:: EXCERPTED DATA

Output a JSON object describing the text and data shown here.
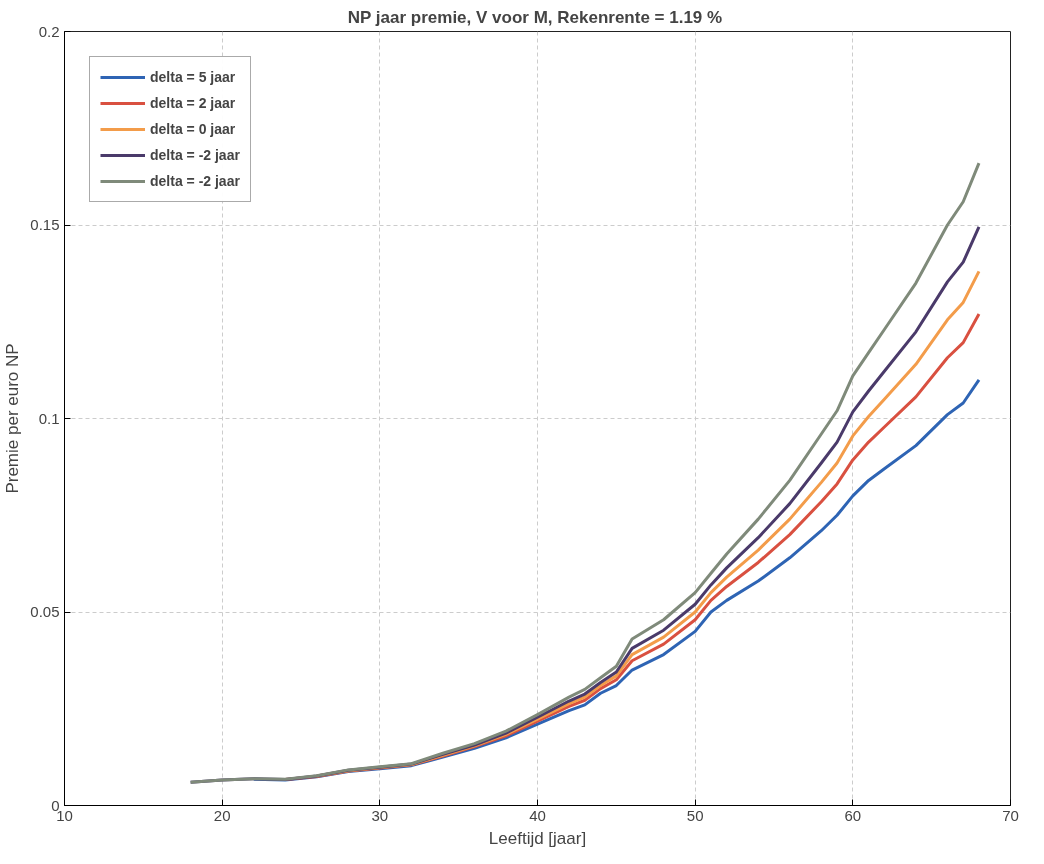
{
  "chart_data": {
    "type": "line",
    "title": "NP jaar premie, V voor M,  Rekenrente = 1.19 %",
    "xlabel": "Leeftijd [jaar]",
    "ylabel": "Premie per euro NP",
    "x": [
      18,
      20,
      22,
      24,
      26,
      28,
      30,
      32,
      34,
      36,
      38,
      40,
      42,
      43,
      44,
      45,
      46,
      48,
      50,
      51,
      52,
      54,
      56,
      58,
      59,
      60,
      61,
      62,
      64,
      66,
      67,
      68
    ],
    "series": [
      {
        "name": "delta = 5 jaar",
        "color": "#2e64b4",
        "values": [
          null,
          null,
          0.0068,
          0.0066,
          0.0074,
          0.0088,
          0.0095,
          0.0103,
          0.0125,
          0.0148,
          0.0175,
          0.021,
          0.0245,
          0.026,
          0.029,
          0.031,
          0.035,
          0.039,
          0.045,
          0.05,
          0.053,
          0.058,
          0.064,
          0.071,
          0.075,
          0.08,
          0.084,
          0.087,
          0.093,
          0.101,
          0.104,
          0.11
        ]
      },
      {
        "name": "delta = 2 jaar",
        "color": "#d95040",
        "values": [
          null,
          null,
          null,
          0.0067,
          0.0075,
          0.0089,
          0.0097,
          0.0105,
          0.0128,
          0.0152,
          0.018,
          0.0218,
          0.0256,
          0.0272,
          0.0302,
          0.0325,
          0.0374,
          0.0417,
          0.048,
          0.053,
          0.0566,
          0.0628,
          0.07,
          0.0785,
          0.0831,
          0.0893,
          0.0939,
          0.0978,
          0.1056,
          0.1157,
          0.1196,
          0.127
        ]
      },
      {
        "name": "delta = 0 jaar",
        "color": "#f39c4a",
        "values": [
          null,
          null,
          null,
          null,
          0.0076,
          0.009,
          0.0098,
          0.0106,
          0.013,
          0.0154,
          0.0184,
          0.0223,
          0.0263,
          0.028,
          0.031,
          0.0335,
          0.039,
          0.0435,
          0.05,
          0.055,
          0.059,
          0.066,
          0.074,
          0.0835,
          0.0885,
          0.0955,
          0.1005,
          0.105,
          0.114,
          0.1255,
          0.13,
          0.138
        ]
      },
      {
        "name": "delta = -2 jaar",
        "color": "#4a3a6a",
        "values": [
          0.006,
          0.0066,
          0.0069,
          0.0067,
          0.0076,
          0.0091,
          0.0099,
          0.0107,
          0.0132,
          0.0156,
          0.0187,
          0.0228,
          0.027,
          0.0288,
          0.0318,
          0.0345,
          0.0406,
          0.0453,
          0.052,
          0.057,
          0.0614,
          0.0692,
          0.078,
          0.0885,
          0.0939,
          0.1017,
          0.1071,
          0.1122,
          0.1224,
          0.1353,
          0.1404,
          0.1495
        ]
      },
      {
        "name": "delta = -2 jaar",
        "color": "#7f8a7a",
        "values": [
          0.006,
          0.0066,
          0.0069,
          0.0068,
          0.0077,
          0.0092,
          0.01,
          0.0108,
          0.0135,
          0.016,
          0.0192,
          0.0235,
          0.028,
          0.03,
          0.033,
          0.036,
          0.043,
          0.048,
          0.055,
          0.06,
          0.065,
          0.074,
          0.084,
          0.096,
          0.102,
          0.111,
          0.117,
          0.123,
          0.135,
          0.15,
          0.156,
          0.166
        ]
      }
    ],
    "xlim": [
      10,
      70
    ],
    "ylim": [
      0,
      0.2
    ],
    "xticks": [
      10,
      20,
      30,
      40,
      50,
      60,
      70
    ],
    "yticks": [
      0,
      0.05,
      0.1,
      0.15,
      0.2
    ],
    "grid": true,
    "legend": "top left",
    "marker": "none",
    "line_style": "solid"
  }
}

::::

WHAT IS REQUIRED: Quote each record exactly as it stands, minus the pictures.

FINISHED TASK:
Output a JSON object describing the text and data shown here.
{
  "chart_data": {
    "type": "line",
    "title": "NP jaar premie, V voor M,  Rekenrente = 1.19 %",
    "xlabel": "Leeftijd [jaar]",
    "ylabel": "Premie per euro NP",
    "x": [
      18,
      20,
      22,
      24,
      26,
      28,
      30,
      32,
      34,
      36,
      38,
      40,
      42,
      43,
      44,
      45,
      46,
      48,
      50,
      51,
      52,
      54,
      56,
      58,
      59,
      60,
      61,
      62,
      64,
      66,
      67,
      68
    ],
    "series": [
      {
        "name": "delta = 5 jaar",
        "color": "#2e64b4",
        "values": [
          null,
          null,
          0.0068,
          0.0066,
          0.0074,
          0.0088,
          0.0095,
          0.0103,
          0.0125,
          0.0148,
          0.0175,
          0.021,
          0.0245,
          0.026,
          0.029,
          0.031,
          0.035,
          0.039,
          0.045,
          0.05,
          0.053,
          0.058,
          0.064,
          0.071,
          0.075,
          0.08,
          0.084,
          0.087,
          0.093,
          0.101,
          0.104,
          0.11
        ]
      },
      {
        "name": "delta = 2 jaar",
        "color": "#d95040",
        "values": [
          null,
          null,
          null,
          0.0067,
          0.0075,
          0.0089,
          0.0097,
          0.0105,
          0.0128,
          0.0152,
          0.018,
          0.0218,
          0.0256,
          0.0272,
          0.0302,
          0.0325,
          0.0374,
          0.0417,
          0.048,
          0.053,
          0.0566,
          0.0628,
          0.07,
          0.0785,
          0.0831,
          0.0893,
          0.0939,
          0.0978,
          0.1056,
          0.1157,
          0.1196,
          0.127
        ]
      },
      {
        "name": "delta = 0 jaar",
        "color": "#f39c4a",
        "values": [
          null,
          null,
          null,
          null,
          0.0076,
          0.009,
          0.0098,
          0.0106,
          0.013,
          0.0154,
          0.0184,
          0.0223,
          0.0263,
          0.028,
          0.031,
          0.0335,
          0.039,
          0.0435,
          0.05,
          0.055,
          0.059,
          0.066,
          0.074,
          0.0835,
          0.0885,
          0.0955,
          0.1005,
          0.105,
          0.114,
          0.1255,
          0.13,
          0.138
        ]
      },
      {
        "name": "delta = -2 jaar",
        "color": "#4a3a6a",
        "values": [
          0.006,
          0.0066,
          0.0069,
          0.0067,
          0.0076,
          0.0091,
          0.0099,
          0.0107,
          0.0132,
          0.0156,
          0.0187,
          0.0228,
          0.027,
          0.0288,
          0.0318,
          0.0345,
          0.0406,
          0.0453,
          0.052,
          0.057,
          0.0614,
          0.0692,
          0.078,
          0.0885,
          0.0939,
          0.1017,
          0.1071,
          0.1122,
          0.1224,
          0.1353,
          0.1404,
          0.1495
        ]
      },
      {
        "name": "delta = -2 jaar",
        "color": "#7f8a7a",
        "values": [
          0.006,
          0.0066,
          0.0069,
          0.0068,
          0.0077,
          0.0092,
          0.01,
          0.0108,
          0.0135,
          0.016,
          0.0192,
          0.0235,
          0.028,
          0.03,
          0.033,
          0.036,
          0.043,
          0.048,
          0.055,
          0.06,
          0.065,
          0.074,
          0.084,
          0.096,
          0.102,
          0.111,
          0.117,
          0.123,
          0.135,
          0.15,
          0.156,
          0.166
        ]
      }
    ],
    "xlim": [
      10,
      70
    ],
    "ylim": [
      0,
      0.2
    ],
    "xticks": [
      10,
      20,
      30,
      40,
      50,
      60,
      70
    ],
    "yticks": [
      0,
      0.05,
      0.1,
      0.15,
      0.2
    ],
    "grid": true,
    "legend": "top left",
    "marker": "none",
    "line_style": "solid"
  }
}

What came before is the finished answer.